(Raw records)
#####

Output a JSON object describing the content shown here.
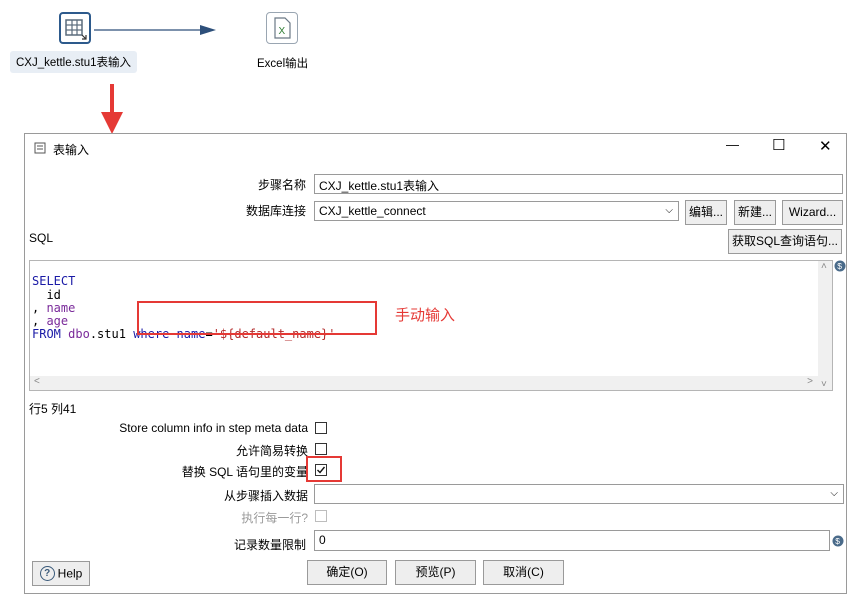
{
  "canvas": {
    "table_input_node_label": "CXJ_kettle.stu1表输入",
    "excel_output_node_label": "Excel输出",
    "annotation_text": "手动输入",
    "colors": {
      "arrow": "#e53935",
      "hop": "#2d4f7a",
      "highlight_box": "#e53935"
    }
  },
  "dialog": {
    "title": "表输入",
    "window_controls": {
      "minimize": "—",
      "maximize": "☐",
      "close": "✕"
    },
    "step_name_label": "步骤名称",
    "step_name_value": "CXJ_kettle.stu1表输入",
    "db_connection_label": "数据库连接",
    "db_connection_value": "CXJ_kettle_connect",
    "edit_button": "编辑...",
    "new_button": "新建...",
    "wizard_button": "Wizard...",
    "sql_label": "SQL",
    "get_sql_button": "获取SQL查询语句...",
    "sql": {
      "line1": "SELECT",
      "line2_id": "id",
      "line3_name": "name",
      "line4_age": "age",
      "line5_from": "FROM",
      "line5_table": "dbo.stu1",
      "line5_where": "where",
      "line5_name_kw": "name",
      "line5_eq": "=",
      "line5_value": "'${default_name}'"
    },
    "cursor_position": "行5 列41",
    "store_column_info_label": "Store column info in step meta data",
    "allow_lazy_conversion_label": "允许简易转换",
    "replace_variables_label": "替换 SQL 语句里的变量",
    "insert_data_from_step_label": "从步骤插入数据",
    "execute_each_row_label": "执行每一行?",
    "limit_label": "记录数量限制",
    "limit_value": "0",
    "checkboxes": {
      "store_column_info": false,
      "allow_lazy_conversion": false,
      "replace_variables": true,
      "execute_each_row": false
    },
    "help_button": "Help",
    "ok_button": "确定(O)",
    "preview_button": "预览(P)",
    "cancel_button": "取消(C)"
  }
}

#####

What this task involves: Leave out the pictures and retype every line above exactly.

Result of this exercise:
Output a JSON object describing the content shown here.
{
  "canvas": {
    "table_input_node_label": "CXJ_kettle.stu1表输入",
    "excel_output_node_label": "Excel输出",
    "annotation_text": "手动输入",
    "colors": {
      "arrow": "#e53935",
      "hop": "#2d4f7a",
      "highlight_box": "#e53935"
    }
  },
  "dialog": {
    "title": "表输入",
    "window_controls": {
      "minimize": "—",
      "maximize": "☐",
      "close": "✕"
    },
    "step_name_label": "步骤名称",
    "step_name_value": "CXJ_kettle.stu1表输入",
    "db_connection_label": "数据库连接",
    "db_connection_value": "CXJ_kettle_connect",
    "edit_button": "编辑...",
    "new_button": "新建...",
    "wizard_button": "Wizard...",
    "sql_label": "SQL",
    "get_sql_button": "获取SQL查询语句...",
    "sql": {
      "line1": "SELECT",
      "line2_id": "id",
      "line3_name": "name",
      "line4_age": "age",
      "line5_from": "FROM",
      "line5_table": "dbo.stu1",
      "line5_where": "where",
      "line5_name_kw": "name",
      "line5_eq": "=",
      "line5_value": "'${default_name}'"
    },
    "cursor_position": "行5 列41",
    "store_column_info_label": "Store column info in step meta data",
    "allow_lazy_conversion_label": "允许简易转换",
    "replace_variables_label": "替换 SQL 语句里的变量",
    "insert_data_from_step_label": "从步骤插入数据",
    "execute_each_row_label": "执行每一行?",
    "limit_label": "记录数量限制",
    "limit_value": "0",
    "checkboxes": {
      "store_column_info": false,
      "allow_lazy_conversion": false,
      "replace_variables": true,
      "execute_each_row": false
    },
    "help_button": "Help",
    "ok_button": "确定(O)",
    "preview_button": "预览(P)",
    "cancel_button": "取消(C)"
  }
}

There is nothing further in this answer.